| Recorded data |

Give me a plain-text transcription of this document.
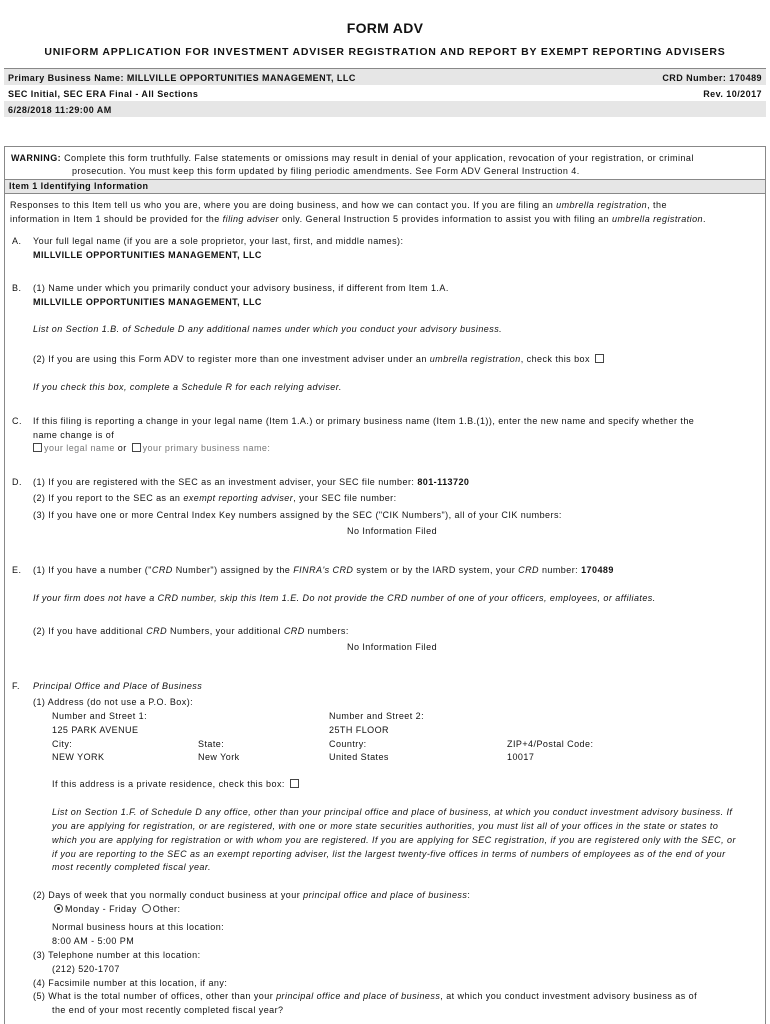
FORM ADV
UNIFORM APPLICATION FOR INVESTMENT ADVISER REGISTRATION AND REPORT BY EXEMPT REPORTING ADVISERS
Primary Business Name: MILLVILLE OPPORTUNITIES MANAGEMENT, LLC	CRD Number: 170489
SEC Initial, SEC ERA Final - All Sections	Rev. 10/2017
6/28/2018 11:29:00 AM
WARNING: Complete this form truthfully. False statements or omissions may result in denial of your application, revocation of your registration, or criminal
prosecution. You must keep this form updated by filing periodic amendments. See Form ADV General Instruction 4.
Item 1 Identifying Information
Responses to this Item tell us who you are, where you are doing business, and how we can contact you. If you are filing an umbrella registration, the
information in Item 1 should be provided for the filing adviser only. General Instruction 5 provides information to assist you with filing an umbrella registration.
A. Your full legal name (if you are a sole proprietor, your last, first, and middle names):
MILLVILLE OPPORTUNITIES MANAGEMENT, LLC
B. (1) Name under which you primarily conduct your advisory business, if different from Item 1.A.
MILLVILLE OPPORTUNITIES MANAGEMENT, LLC
List on Section 1.B. of Schedule D any additional names under which you conduct your advisory business.
(2) If you are using this Form ADV to register more than one investment adviser under an umbrella registration, check this box
If you check this box, complete a Schedule R for each relying adviser.
C. If this filing is reporting a change in your legal name (Item 1.A.) or primary business name (Item 1.B.(1)), enter the new name and specify whether the
name change is of
your legal name or your primary business name:
D. (1) If you are registered with the SEC as an investment adviser, your SEC file number: 801-113720
(2) If you report to the SEC as an exempt reporting adviser, your SEC file number:
(3) If you have one or more Central Index Key numbers assigned by the SEC ("CIK Numbers"), all of your CIK numbers:
No Information Filed
E. (1) If you have a number ("CRD Number") assigned by the FINRA's CRD system or by the IARD system, your CRD number: 170489
If your firm does not have a CRD number, skip this Item 1.E. Do not provide the CRD number of one of your officers, employees, or affiliates.
(2) If you have additional CRD Numbers, your additional CRD numbers:
No Information Filed
F. Principal Office and Place of Business
(1) Address (do not use a P.O. Box):
Number and Street 1:
125 PARK AVENUE
Number and Street 2:
25TH FLOOR
City:
NEW YORK
State:
New York
Country:
United States
ZIP+4/Postal Code:
10017
If this address is a private residence, check this box:
List on Section 1.F. of Schedule D any office, other than your principal office and place of business, at which you conduct investment advisory business. If
you are applying for registration, or are registered, with one or more state securities authorities, you must list all of your offices in the state or states to
which you are applying for registration or with whom you are registered. If you are applying for SEC registration, if you are registered only with the SEC, or
if you are reporting to the SEC as an exempt reporting adviser, list the largest twenty-five offices in terms of numbers of employees as of the end of your
most recently completed fiscal year.
(2) Days of week that you normally conduct business at your principal office and place of business:
Monday - Friday Other:
Normal business hours at this location:
8:00 AM - 5:00 PM
(3) Telephone number at this location:
(212) 520-1707
(4) Facsimile number at this location, if any:
(5) What is the total number of offices, other than your principal office and place of business, at which you conduct investment advisory business as of
the end of your most recently completed fiscal year?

| YOUR INSTRUCTIONS |
Pull every line holding "legal" out of the records.

| RIGHT ANSWER |
A. Your full legal name (if you are a sole proprietor, your last, first, and middle names):
C. If this filing is reporting a change in your legal name (Item 1.A.) or primary business name (Item 1.B.(1)), enter the new name and specify whether the
your legal name or your primary business name:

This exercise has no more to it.